▼

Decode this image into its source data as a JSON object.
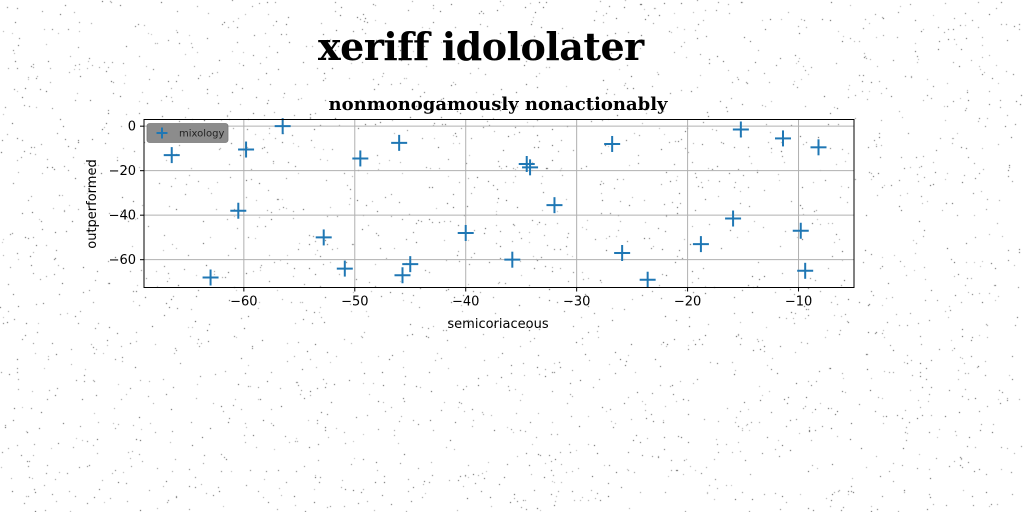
{
  "figure": {
    "suptitle": "xeriff idololater"
  },
  "chart_data": {
    "type": "scatter",
    "title": "nonmonogamously nonactionably",
    "xlabel": "semicoriaceous",
    "ylabel": "outperformed",
    "xlim": [
      -69,
      -5
    ],
    "ylim": [
      -72.5,
      3
    ],
    "xticks": [
      -60,
      -50,
      -40,
      -30,
      -20,
      -10
    ],
    "yticks": [
      0,
      -20,
      -40,
      -60
    ],
    "grid": true,
    "legend_location": "upper-left",
    "marker": "plus",
    "colors": {
      "series": "#1f77b4",
      "legend_bg": "#8c8c8c"
    },
    "series": [
      {
        "name": "mixology",
        "points": [
          [
            -66.5,
            -13
          ],
          [
            -63,
            -68
          ],
          [
            -60.5,
            -38
          ],
          [
            -59.8,
            -10.5
          ],
          [
            -56.5,
            0
          ],
          [
            -52.8,
            -50
          ],
          [
            -50.9,
            -64
          ],
          [
            -49.5,
            -14.5
          ],
          [
            -46,
            -7.5
          ],
          [
            -45.7,
            -67
          ],
          [
            -45,
            -62
          ],
          [
            -40,
            -48
          ],
          [
            -35.8,
            -60
          ],
          [
            -34.5,
            -17
          ],
          [
            -34.2,
            -18.5
          ],
          [
            -32,
            -35.5
          ],
          [
            -26.8,
            -8
          ],
          [
            -25.9,
            -57
          ],
          [
            -23.6,
            -69
          ],
          [
            -18.8,
            -53
          ],
          [
            -15.9,
            -41.5
          ],
          [
            -15.2,
            -1.5
          ],
          [
            -11.4,
            -5.5
          ],
          [
            -9.8,
            -47
          ],
          [
            -9.4,
            -65
          ],
          [
            -8.2,
            -9.5
          ]
        ]
      }
    ]
  }
}
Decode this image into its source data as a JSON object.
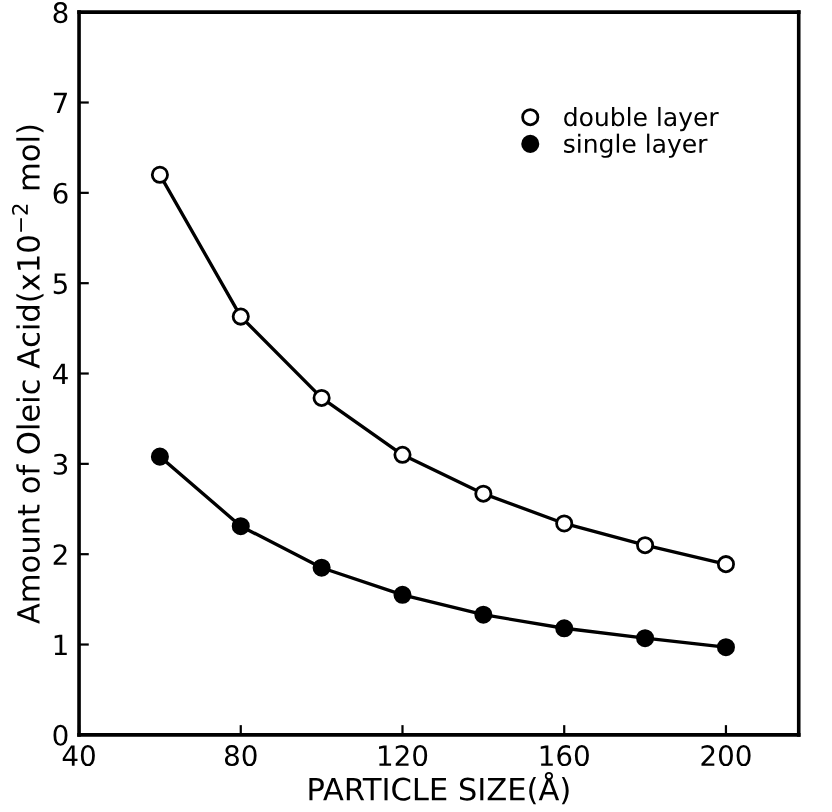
{
  "chart_data": {
    "type": "line",
    "xlabel": "PARTICLE SIZE(Å)",
    "ylabel": "Amount of Oleic Acid(x10$^{−2}$ mol)",
    "x": [
      60,
      80,
      100,
      120,
      140,
      160,
      180,
      200
    ],
    "series": [
      {
        "name": "double layer",
        "color": "#000000",
        "values": [
          6.2,
          4.63,
          3.73,
          3.1,
          2.67,
          2.34,
          2.1,
          1.89
        ]
      },
      {
        "name": "single layer",
        "color": "#000000",
        "values": [
          3.08,
          2.31,
          1.85,
          1.55,
          1.33,
          1.18,
          1.07,
          0.97
        ]
      }
    ],
    "xlim": [
      40,
      218
    ],
    "xticks": [
      40,
      80,
      120,
      160,
      200
    ],
    "ylim": [
      0,
      8
    ],
    "yticks": [
      0,
      1,
      2,
      3,
      4,
      5,
      6,
      7,
      8
    ],
    "marker": "circle",
    "line_style": "solid",
    "grid": false,
    "legend": "top right"
  }
}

▲

#### WHAT THE TASK REQUIRES
Repeat the material above word for word, please, apart from its images.

#### CORRECT OUTPUT
Decode this image into its source data as a JSON object.
{
  "figure": {
    "suptitle": "xeriff idololater"
  },
  "chart_data": {
    "type": "scatter",
    "title": "nonmonogamously nonactionably",
    "xlabel": "semicoriaceous",
    "ylabel": "outperformed",
    "xlim": [
      -69,
      -5
    ],
    "ylim": [
      -72.5,
      3
    ],
    "xticks": [
      -60,
      -50,
      -40,
      -30,
      -20,
      -10
    ],
    "yticks": [
      0,
      -20,
      -40,
      -60
    ],
    "grid": true,
    "legend_location": "upper-left",
    "marker": "plus",
    "colors": {
      "series": "#1f77b4",
      "legend_bg": "#8c8c8c"
    },
    "series": [
      {
        "name": "mixology",
        "points": [
          [
            -66.5,
            -13
          ],
          [
            -63,
            -68
          ],
          [
            -60.5,
            -38
          ],
          [
            -59.8,
            -10.5
          ],
          [
            -56.5,
            0
          ],
          [
            -52.8,
            -50
          ],
          [
            -50.9,
            -64
          ],
          [
            -49.5,
            -14.5
          ],
          [
            -46,
            -7.5
          ],
          [
            -45.7,
            -67
          ],
          [
            -45,
            -62
          ],
          [
            -40,
            -48
          ],
          [
            -35.8,
            -60
          ],
          [
            -34.5,
            -17
          ],
          [
            -34.2,
            -18.5
          ],
          [
            -32,
            -35.5
          ],
          [
            -26.8,
            -8
          ],
          [
            -25.9,
            -57
          ],
          [
            -23.6,
            -69
          ],
          [
            -18.8,
            -53
          ],
          [
            -15.9,
            -41.5
          ],
          [
            -15.2,
            -1.5
          ],
          [
            -11.4,
            -5.5
          ],
          [
            -9.8,
            -47
          ],
          [
            -9.4,
            -65
          ],
          [
            -8.2,
            -9.5
          ]
        ]
      }
    ]
  }
}
Decode this image into its source data as a JSON object.
{
  "chart_data": {
    "type": "line",
    "xlabel": "PARTICLE SIZE(Å)",
    "ylabel": "Amount of Oleic Acid(x10$^{−2}$ mol)",
    "x": [
      60,
      80,
      100,
      120,
      140,
      160,
      180,
      200
    ],
    "series": [
      {
        "name": "double layer",
        "color": "#000000",
        "values": [
          6.2,
          4.63,
          3.73,
          3.1,
          2.67,
          2.34,
          2.1,
          1.89
        ]
      },
      {
        "name": "single layer",
        "color": "#000000",
        "values": [
          3.08,
          2.31,
          1.85,
          1.55,
          1.33,
          1.18,
          1.07,
          0.97
        ]
      }
    ],
    "xlim": [
      40,
      218
    ],
    "xticks": [
      40,
      80,
      120,
      160,
      200
    ],
    "ylim": [
      0,
      8
    ],
    "yticks": [
      0,
      1,
      2,
      3,
      4,
      5,
      6,
      7,
      8
    ],
    "marker": "circle",
    "line_style": "solid",
    "grid": false,
    "legend": "top right"
  }
}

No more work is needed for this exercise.